Problem requirements: Go through the records and copy each line where the word "обучения" occurs.

Records shown:
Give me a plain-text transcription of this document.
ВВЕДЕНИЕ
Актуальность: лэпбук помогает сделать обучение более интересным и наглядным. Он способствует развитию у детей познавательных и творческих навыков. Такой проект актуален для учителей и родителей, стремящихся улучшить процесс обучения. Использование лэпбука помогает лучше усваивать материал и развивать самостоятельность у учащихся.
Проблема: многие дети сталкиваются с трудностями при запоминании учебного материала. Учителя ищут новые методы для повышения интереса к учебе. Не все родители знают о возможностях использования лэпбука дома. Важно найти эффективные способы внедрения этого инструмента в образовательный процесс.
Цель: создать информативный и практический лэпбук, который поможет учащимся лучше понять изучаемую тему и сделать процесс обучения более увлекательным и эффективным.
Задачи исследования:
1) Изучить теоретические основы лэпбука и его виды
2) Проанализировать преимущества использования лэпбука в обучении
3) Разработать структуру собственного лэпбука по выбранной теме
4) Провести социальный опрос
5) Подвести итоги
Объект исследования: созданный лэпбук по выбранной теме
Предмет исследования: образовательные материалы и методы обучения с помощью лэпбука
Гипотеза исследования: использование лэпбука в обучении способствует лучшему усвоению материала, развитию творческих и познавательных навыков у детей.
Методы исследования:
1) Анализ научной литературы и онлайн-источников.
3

Expected answer:
Актуальность: лэпбук помогает сделать обучение более интересным и наглядным. Он способствует развитию у детей познавательных и творческих навыков. Такой проект актуален для учителей и родителей, стремящихся улучшить процесс обучения. Использование лэпбука помогает лучше усваивать материал и развивать самостоятельность у учащихся.
Цель: создать информативный и практический лэпбук, который поможет учащимся лучше понять изучаемую тему и сделать процесс обучения более увлекательным и эффективным.
Предмет исследования: образовательные материалы и методы обучения с помощью лэпбука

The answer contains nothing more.